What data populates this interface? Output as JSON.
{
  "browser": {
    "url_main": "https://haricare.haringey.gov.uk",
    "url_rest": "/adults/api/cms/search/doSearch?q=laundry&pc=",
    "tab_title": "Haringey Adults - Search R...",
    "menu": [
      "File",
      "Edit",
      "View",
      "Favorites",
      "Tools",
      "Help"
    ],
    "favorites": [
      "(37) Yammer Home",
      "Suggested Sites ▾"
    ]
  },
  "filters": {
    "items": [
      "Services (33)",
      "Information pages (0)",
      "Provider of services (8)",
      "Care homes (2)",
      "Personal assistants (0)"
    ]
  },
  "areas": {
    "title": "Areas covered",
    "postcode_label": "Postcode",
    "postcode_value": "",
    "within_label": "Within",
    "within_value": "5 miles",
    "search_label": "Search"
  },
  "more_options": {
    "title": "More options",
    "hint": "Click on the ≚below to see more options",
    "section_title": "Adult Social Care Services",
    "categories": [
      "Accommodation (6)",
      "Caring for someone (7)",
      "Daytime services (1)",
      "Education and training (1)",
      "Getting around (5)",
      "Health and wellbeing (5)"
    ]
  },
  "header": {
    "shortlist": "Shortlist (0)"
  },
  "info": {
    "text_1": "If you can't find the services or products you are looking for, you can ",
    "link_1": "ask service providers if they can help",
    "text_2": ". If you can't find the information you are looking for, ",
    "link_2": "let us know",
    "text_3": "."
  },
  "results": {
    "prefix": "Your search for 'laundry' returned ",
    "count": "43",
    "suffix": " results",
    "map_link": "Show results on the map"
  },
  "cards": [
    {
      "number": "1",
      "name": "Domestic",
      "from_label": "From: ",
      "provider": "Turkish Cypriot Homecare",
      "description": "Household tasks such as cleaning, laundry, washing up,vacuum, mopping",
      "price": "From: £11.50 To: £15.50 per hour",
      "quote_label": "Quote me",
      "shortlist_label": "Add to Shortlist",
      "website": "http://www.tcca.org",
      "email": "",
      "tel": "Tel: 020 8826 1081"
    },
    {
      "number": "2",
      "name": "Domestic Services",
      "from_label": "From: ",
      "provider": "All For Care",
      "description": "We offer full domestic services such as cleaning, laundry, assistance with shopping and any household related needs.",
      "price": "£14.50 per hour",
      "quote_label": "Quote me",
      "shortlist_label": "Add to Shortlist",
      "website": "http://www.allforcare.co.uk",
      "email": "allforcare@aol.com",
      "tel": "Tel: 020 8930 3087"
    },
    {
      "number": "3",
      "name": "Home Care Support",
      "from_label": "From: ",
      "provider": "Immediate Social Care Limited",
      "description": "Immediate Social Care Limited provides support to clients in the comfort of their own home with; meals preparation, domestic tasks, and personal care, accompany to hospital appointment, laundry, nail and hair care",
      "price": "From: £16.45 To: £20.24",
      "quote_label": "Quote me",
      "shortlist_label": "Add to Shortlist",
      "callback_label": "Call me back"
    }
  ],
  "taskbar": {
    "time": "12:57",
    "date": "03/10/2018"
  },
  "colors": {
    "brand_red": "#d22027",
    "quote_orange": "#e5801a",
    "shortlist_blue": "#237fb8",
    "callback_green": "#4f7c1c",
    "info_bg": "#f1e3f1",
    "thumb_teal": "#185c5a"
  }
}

→ WHAT IS ASKED
Repeat the data verbatim.

→ COMPLETE RESPONSE
What data populates this interface? Output as JSON.
{
  "browser": {
    "url_main": "https://haricare.haringey.gov.uk",
    "url_rest": "/adults/api/cms/search/doSearch?q=laundry&pc=",
    "tab_title": "Haringey Adults - Search R...",
    "menu": [
      "File",
      "Edit",
      "View",
      "Favorites",
      "Tools",
      "Help"
    ],
    "favorites": [
      "(37) Yammer Home",
      "Suggested Sites ▾"
    ]
  },
  "filters": {
    "items": [
      "Services (33)",
      "Information pages (0)",
      "Provider of services (8)",
      "Care homes (2)",
      "Personal assistants (0)"
    ]
  },
  "areas": {
    "title": "Areas covered",
    "postcode_label": "Postcode",
    "postcode_value": "",
    "within_label": "Within",
    "within_value": "5 miles",
    "search_label": "Search"
  },
  "more_options": {
    "title": "More options",
    "hint": "Click on the ≚below to see more options",
    "section_title": "Adult Social Care Services",
    "categories": [
      "Accommodation (6)",
      "Caring for someone (7)",
      "Daytime services (1)",
      "Education and training (1)",
      "Getting around (5)",
      "Health and wellbeing (5)"
    ]
  },
  "header": {
    "shortlist": "Shortlist (0)"
  },
  "info": {
    "text_1": "If you can't find the services or products you are looking for, you can ",
    "link_1": "ask service providers if they can help",
    "text_2": ". If you can't find the information you are looking for, ",
    "link_2": "let us know",
    "text_3": "."
  },
  "results": {
    "prefix": "Your search for 'laundry' returned ",
    "count": "43",
    "suffix": " results",
    "map_link": "Show results on the map"
  },
  "cards": [
    {
      "number": "1",
      "name": "Domestic",
      "from_label": "From: ",
      "provider": "Turkish Cypriot Homecare",
      "description": "Household tasks such as cleaning, laundry, washing up,vacuum, mopping",
      "price": "From: £11.50 To: £15.50 per hour",
      "quote_label": "Quote me",
      "shortlist_label": "Add to Shortlist",
      "website": "http://www.tcca.org",
      "email": "",
      "tel": "Tel: 020 8826 1081"
    },
    {
      "number": "2",
      "name": "Domestic Services",
      "from_label": "From: ",
      "provider": "All For Care",
      "description": "We offer full domestic services such as cleaning, laundry, assistance with shopping and any household related needs.",
      "price": "£14.50 per hour",
      "quote_label": "Quote me",
      "shortlist_label": "Add to Shortlist",
      "website": "http://www.allforcare.co.uk",
      "email": "allforcare@aol.com",
      "tel": "Tel: 020 8930 3087"
    },
    {
      "number": "3",
      "name": "Home Care Support",
      "from_label": "From: ",
      "provider": "Immediate Social Care Limited",
      "description": "Immediate Social Care Limited provides support to clients in the comfort of their own home with; meals preparation, domestic tasks, and personal care, accompany to hospital appointment, laundry, nail and hair care",
      "price": "From: £16.45 To: £20.24",
      "quote_label": "Quote me",
      "shortlist_label": "Add to Shortlist",
      "callback_label": "Call me back"
    }
  ],
  "taskbar": {
    "time": "12:57",
    "date": "03/10/2018"
  },
  "colors": {
    "brand_red": "#d22027",
    "quote_orange": "#e5801a",
    "shortlist_blue": "#237fb8",
    "callback_green": "#4f7c1c",
    "info_bg": "#f1e3f1",
    "thumb_teal": "#185c5a"
  }
}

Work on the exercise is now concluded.